■ The problem:
Word for word, give the material below again, minus any images.

Records about charts and figures
'''

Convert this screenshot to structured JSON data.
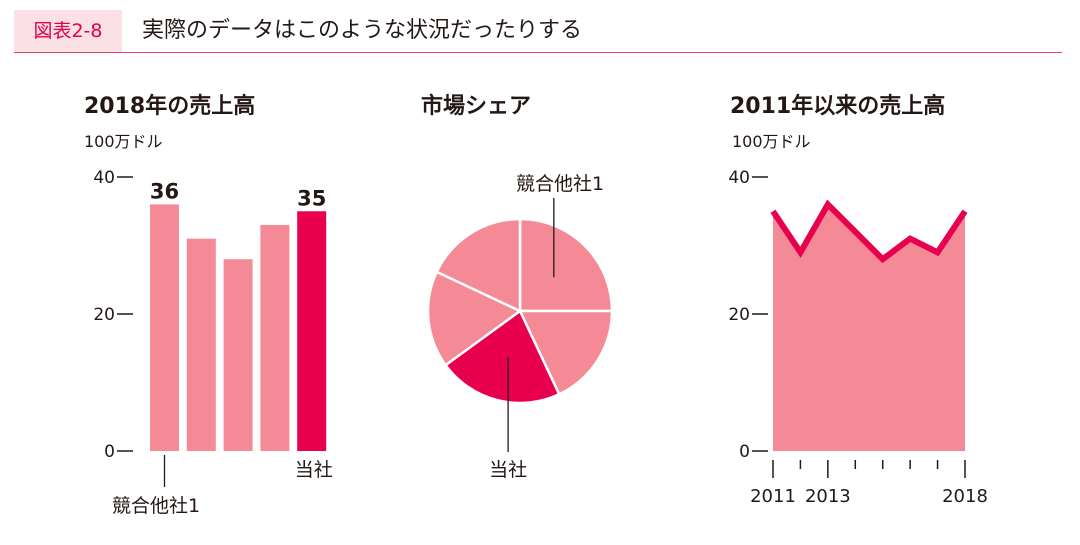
{
  "header": {
    "figure_label": "図表2-8",
    "title": "実際のデータはこのような状況だったりする"
  },
  "colors": {
    "accent": "#e8004f",
    "light": "#f58a97",
    "slice_border": "#ffffff"
  },
  "chart_data": [
    {
      "type": "bar",
      "title": "2018年の売上高",
      "unit": "100万ドル",
      "categories": [
        "競合他社1",
        "",
        "",
        "",
        "当社"
      ],
      "values": [
        36,
        31,
        28,
        33,
        35
      ],
      "data_labels": [
        "36",
        "",
        "",
        "",
        "35"
      ],
      "highlight_index": 4,
      "ylim": [
        0,
        40
      ],
      "yticks": [
        "0",
        "20",
        "40"
      ],
      "grid": false
    },
    {
      "type": "pie",
      "title": "市場シェア",
      "slices": [
        {
          "label": "競合他社1",
          "value": 25
        },
        {
          "label": "",
          "value": 18
        },
        {
          "label": "当社",
          "value": 22
        },
        {
          "label": "",
          "value": 17
        },
        {
          "label": "",
          "value": 18
        }
      ],
      "highlight_index": 2
    },
    {
      "type": "area",
      "title": "2011年以来の売上高",
      "unit": "100万ドル",
      "x": [
        2011,
        2012,
        2013,
        2014,
        2015,
        2016,
        2017,
        2018
      ],
      "values": [
        35,
        29,
        36,
        32,
        28,
        31,
        29,
        35
      ],
      "xtick_labels": [
        {
          "x": 2011,
          "label": "2011"
        },
        {
          "x": 2013,
          "label": "2013"
        },
        {
          "x": 2018,
          "label": "2018"
        }
      ],
      "ylim": [
        0,
        40
      ],
      "yticks": [
        "0",
        "20",
        "40"
      ],
      "grid": false
    }
  ]
}
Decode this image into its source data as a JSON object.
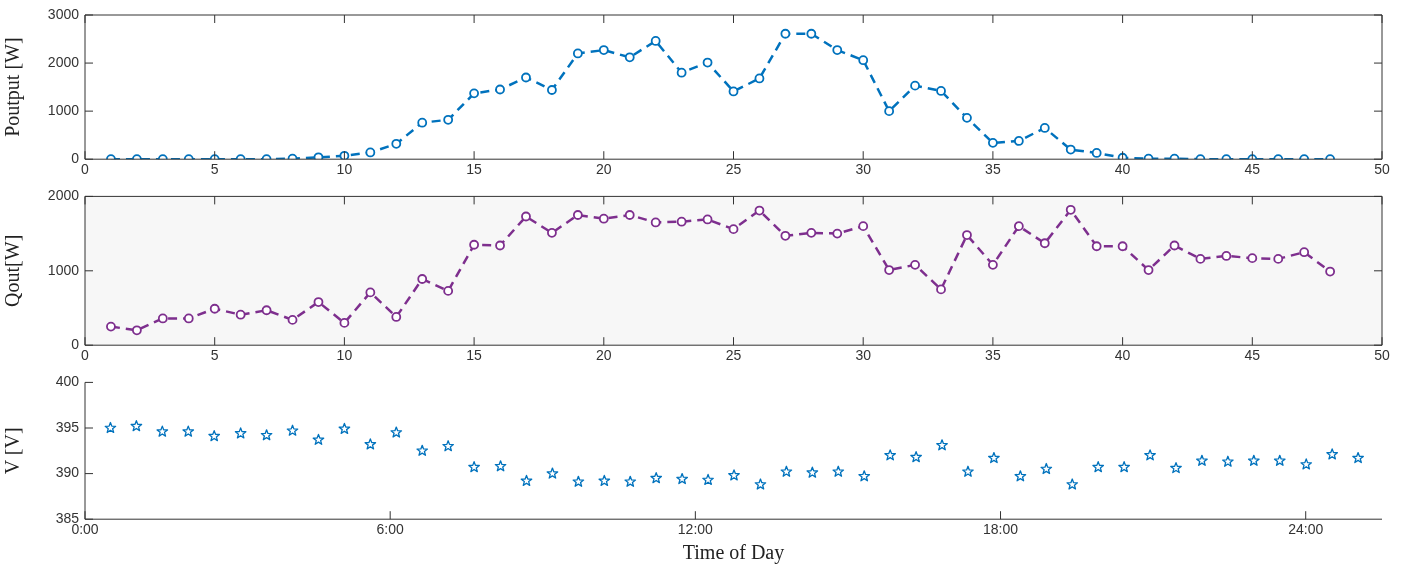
{
  "chart_data": [
    {
      "type": "line",
      "ylabel": "Poutput [W]",
      "x": [
        1,
        2,
        3,
        4,
        5,
        6,
        7,
        8,
        9,
        10,
        11,
        12,
        13,
        14,
        15,
        16,
        17,
        18,
        19,
        20,
        21,
        22,
        23,
        24,
        25,
        26,
        27,
        28,
        29,
        30,
        31,
        32,
        33,
        34,
        35,
        36,
        37,
        38,
        39,
        40,
        41,
        42,
        43,
        44,
        45,
        46,
        47,
        48
      ],
      "series": [
        {
          "color": "#0072bd",
          "values": [
            0,
            0,
            0,
            0,
            0,
            0,
            0,
            10,
            40,
            70,
            140,
            320,
            760,
            820,
            1370,
            1450,
            1700,
            1440,
            2200,
            2270,
            2120,
            2460,
            1800,
            2010,
            1410,
            1680,
            2610,
            2610,
            2270,
            2060,
            1000,
            1530,
            1420,
            860,
            340,
            380,
            650,
            200,
            130,
            30,
            10,
            10,
            0,
            0,
            0,
            0,
            0,
            0
          ]
        }
      ],
      "xlim": [
        0,
        50
      ],
      "xticks": [
        0,
        5,
        10,
        15,
        20,
        25,
        30,
        35,
        40,
        45,
        50
      ],
      "ylim": [
        0,
        3000
      ],
      "yticks": [
        0,
        1000,
        2000,
        3000
      ],
      "marker": "circle",
      "line_style": "dashed",
      "grid": false,
      "legend": false
    },
    {
      "type": "line",
      "ylabel": "Qout[W]",
      "x": [
        1,
        2,
        3,
        4,
        5,
        6,
        7,
        8,
        9,
        10,
        11,
        12,
        13,
        14,
        15,
        16,
        17,
        18,
        19,
        20,
        21,
        22,
        23,
        24,
        25,
        26,
        27,
        28,
        29,
        30,
        31,
        32,
        33,
        34,
        35,
        36,
        37,
        38,
        39,
        40,
        41,
        42,
        43,
        44,
        45,
        46,
        47,
        48
      ],
      "series": [
        {
          "color": "#7e2f8e",
          "values": [
            250,
            200,
            360,
            360,
            490,
            410,
            470,
            340,
            580,
            300,
            710,
            380,
            890,
            730,
            1350,
            1340,
            1730,
            1510,
            1750,
            1700,
            1750,
            1650,
            1660,
            1690,
            1560,
            1810,
            1470,
            1510,
            1500,
            1600,
            1010,
            1080,
            750,
            1480,
            1080,
            1600,
            1370,
            1820,
            1330,
            1330,
            1010,
            1340,
            1160,
            1200,
            1170,
            1160,
            1250,
            990
          ]
        }
      ],
      "xlim": [
        0,
        50
      ],
      "xticks": [
        0,
        5,
        10,
        15,
        20,
        25,
        30,
        35,
        40,
        45,
        50
      ],
      "ylim": [
        0,
        2000
      ],
      "yticks": [
        0,
        1000,
        2000
      ],
      "marker": "circle",
      "line_style": "dashed",
      "grid": false,
      "legend": false
    },
    {
      "type": "scatter",
      "ylabel": "V [V]",
      "xlabel": "Time of Day",
      "x": [
        0.5,
        1.01,
        1.52,
        2.03,
        2.54,
        3.06,
        3.57,
        4.08,
        4.59,
        5.1,
        5.61,
        6.12,
        6.63,
        7.14,
        7.65,
        8.17,
        8.68,
        9.19,
        9.7,
        10.21,
        10.72,
        11.23,
        11.74,
        12.25,
        12.76,
        13.28,
        13.79,
        14.3,
        14.81,
        15.32,
        15.83,
        16.34,
        16.85,
        17.36,
        17.87,
        18.39,
        18.9,
        19.41,
        19.92,
        20.43,
        20.94,
        21.45,
        21.96,
        22.47,
        22.98,
        23.49,
        24.01,
        24.52,
        25.03
      ],
      "series": [
        {
          "color": "#0072bd",
          "values": [
            395.0,
            395.2,
            394.6,
            394.6,
            394.1,
            394.4,
            394.2,
            394.7,
            393.7,
            394.9,
            393.2,
            394.5,
            392.5,
            393.0,
            390.7,
            390.8,
            389.2,
            390.0,
            389.1,
            389.2,
            389.1,
            389.5,
            389.4,
            389.3,
            389.8,
            388.8,
            390.2,
            390.1,
            390.2,
            389.7,
            392.0,
            391.8,
            393.1,
            390.2,
            391.7,
            389.7,
            390.5,
            388.8,
            390.7,
            390.7,
            392.0,
            390.6,
            391.4,
            391.3,
            391.4,
            391.4,
            391.0,
            392.1,
            391.7
          ]
        }
      ],
      "xlim": [
        0,
        25.5
      ],
      "xticks": [
        {
          "value": 0,
          "label": "0:00"
        },
        {
          "value": 6,
          "label": "6:00"
        },
        {
          "value": 12,
          "label": "12:00"
        },
        {
          "value": 18,
          "label": "18:00"
        },
        {
          "value": 24,
          "label": "24:00"
        }
      ],
      "ylim": [
        385,
        400
      ],
      "yticks": [
        385,
        390,
        395,
        400
      ],
      "marker": "star",
      "grid": false,
      "legend": false
    }
  ]
}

'''

■ Response to this exercise:
Convert this screenshot to structured JSON data.
{
  "header": {
    "figure_label": "図表2-8",
    "title": "実際のデータはこのような状況だったりする"
  },
  "colors": {
    "accent": "#e8004f",
    "light": "#f58a97",
    "slice_border": "#ffffff"
  },
  "chart_data": [
    {
      "type": "bar",
      "title": "2018年の売上高",
      "unit": "100万ドル",
      "categories": [
        "競合他社1",
        "",
        "",
        "",
        "当社"
      ],
      "values": [
        36,
        31,
        28,
        33,
        35
      ],
      "data_labels": [
        "36",
        "",
        "",
        "",
        "35"
      ],
      "highlight_index": 4,
      "ylim": [
        0,
        40
      ],
      "yticks": [
        "0",
        "20",
        "40"
      ],
      "grid": false
    },
    {
      "type": "pie",
      "title": "市場シェア",
      "slices": [
        {
          "label": "競合他社1",
          "value": 25
        },
        {
          "label": "",
          "value": 18
        },
        {
          "label": "当社",
          "value": 22
        },
        {
          "label": "",
          "value": 17
        },
        {
          "label": "",
          "value": 18
        }
      ],
      "highlight_index": 2
    },
    {
      "type": "area",
      "title": "2011年以来の売上高",
      "unit": "100万ドル",
      "x": [
        2011,
        2012,
        2013,
        2014,
        2015,
        2016,
        2017,
        2018
      ],
      "values": [
        35,
        29,
        36,
        32,
        28,
        31,
        29,
        35
      ],
      "xtick_labels": [
        {
          "x": 2011,
          "label": "2011"
        },
        {
          "x": 2013,
          "label": "2013"
        },
        {
          "x": 2018,
          "label": "2018"
        }
      ],
      "ylim": [
        0,
        40
      ],
      "yticks": [
        "0",
        "20",
        "40"
      ],
      "grid": false
    }
  ]
}
Decode this image into its source data as a JSON object.
{
  "chart_data": [
    {
      "type": "line",
      "ylabel": "Poutput [W]",
      "x": [
        1,
        2,
        3,
        4,
        5,
        6,
        7,
        8,
        9,
        10,
        11,
        12,
        13,
        14,
        15,
        16,
        17,
        18,
        19,
        20,
        21,
        22,
        23,
        24,
        25,
        26,
        27,
        28,
        29,
        30,
        31,
        32,
        33,
        34,
        35,
        36,
        37,
        38,
        39,
        40,
        41,
        42,
        43,
        44,
        45,
        46,
        47,
        48
      ],
      "series": [
        {
          "color": "#0072bd",
          "values": [
            0,
            0,
            0,
            0,
            0,
            0,
            0,
            10,
            40,
            70,
            140,
            320,
            760,
            820,
            1370,
            1450,
            1700,
            1440,
            2200,
            2270,
            2120,
            2460,
            1800,
            2010,
            1410,
            1680,
            2610,
            2610,
            2270,
            2060,
            1000,
            1530,
            1420,
            860,
            340,
            380,
            650,
            200,
            130,
            30,
            10,
            10,
            0,
            0,
            0,
            0,
            0,
            0
          ]
        }
      ],
      "xlim": [
        0,
        50
      ],
      "xticks": [
        0,
        5,
        10,
        15,
        20,
        25,
        30,
        35,
        40,
        45,
        50
      ],
      "ylim": [
        0,
        3000
      ],
      "yticks": [
        0,
        1000,
        2000,
        3000
      ],
      "marker": "circle",
      "line_style": "dashed",
      "grid": false,
      "legend": false
    },
    {
      "type": "line",
      "ylabel": "Qout[W]",
      "x": [
        1,
        2,
        3,
        4,
        5,
        6,
        7,
        8,
        9,
        10,
        11,
        12,
        13,
        14,
        15,
        16,
        17,
        18,
        19,
        20,
        21,
        22,
        23,
        24,
        25,
        26,
        27,
        28,
        29,
        30,
        31,
        32,
        33,
        34,
        35,
        36,
        37,
        38,
        39,
        40,
        41,
        42,
        43,
        44,
        45,
        46,
        47,
        48
      ],
      "series": [
        {
          "color": "#7e2f8e",
          "values": [
            250,
            200,
            360,
            360,
            490,
            410,
            470,
            340,
            580,
            300,
            710,
            380,
            890,
            730,
            1350,
            1340,
            1730,
            1510,
            1750,
            1700,
            1750,
            1650,
            1660,
            1690,
            1560,
            1810,
            1470,
            1510,
            1500,
            1600,
            1010,
            1080,
            750,
            1480,
            1080,
            1600,
            1370,
            1820,
            1330,
            1330,
            1010,
            1340,
            1160,
            1200,
            1170,
            1160,
            1250,
            990
          ]
        }
      ],
      "xlim": [
        0,
        50
      ],
      "xticks": [
        0,
        5,
        10,
        15,
        20,
        25,
        30,
        35,
        40,
        45,
        50
      ],
      "ylim": [
        0,
        2000
      ],
      "yticks": [
        0,
        1000,
        2000
      ],
      "marker": "circle",
      "line_style": "dashed",
      "grid": false,
      "legend": false
    },
    {
      "type": "scatter",
      "ylabel": "V [V]",
      "xlabel": "Time of Day",
      "x": [
        0.5,
        1.01,
        1.52,
        2.03,
        2.54,
        3.06,
        3.57,
        4.08,
        4.59,
        5.1,
        5.61,
        6.12,
        6.63,
        7.14,
        7.65,
        8.17,
        8.68,
        9.19,
        9.7,
        10.21,
        10.72,
        11.23,
        11.74,
        12.25,
        12.76,
        13.28,
        13.79,
        14.3,
        14.81,
        15.32,
        15.83,
        16.34,
        16.85,
        17.36,
        17.87,
        18.39,
        18.9,
        19.41,
        19.92,
        20.43,
        20.94,
        21.45,
        21.96,
        22.47,
        22.98,
        23.49,
        24.01,
        24.52,
        25.03
      ],
      "series": [
        {
          "color": "#0072bd",
          "values": [
            395.0,
            395.2,
            394.6,
            394.6,
            394.1,
            394.4,
            394.2,
            394.7,
            393.7,
            394.9,
            393.2,
            394.5,
            392.5,
            393.0,
            390.7,
            390.8,
            389.2,
            390.0,
            389.1,
            389.2,
            389.1,
            389.5,
            389.4,
            389.3,
            389.8,
            388.8,
            390.2,
            390.1,
            390.2,
            389.7,
            392.0,
            391.8,
            393.1,
            390.2,
            391.7,
            389.7,
            390.5,
            388.8,
            390.7,
            390.7,
            392.0,
            390.6,
            391.4,
            391.3,
            391.4,
            391.4,
            391.0,
            392.1,
            391.7
          ]
        }
      ],
      "xlim": [
        0,
        25.5
      ],
      "xticks": [
        {
          "value": 0,
          "label": "0:00"
        },
        {
          "value": 6,
          "label": "6:00"
        },
        {
          "value": 12,
          "label": "12:00"
        },
        {
          "value": 18,
          "label": "18:00"
        },
        {
          "value": 24,
          "label": "24:00"
        }
      ],
      "ylim": [
        385,
        400
      ],
      "yticks": [
        385,
        390,
        395,
        400
      ],
      "marker": "star",
      "grid": false,
      "legend": false
    }
  ]
}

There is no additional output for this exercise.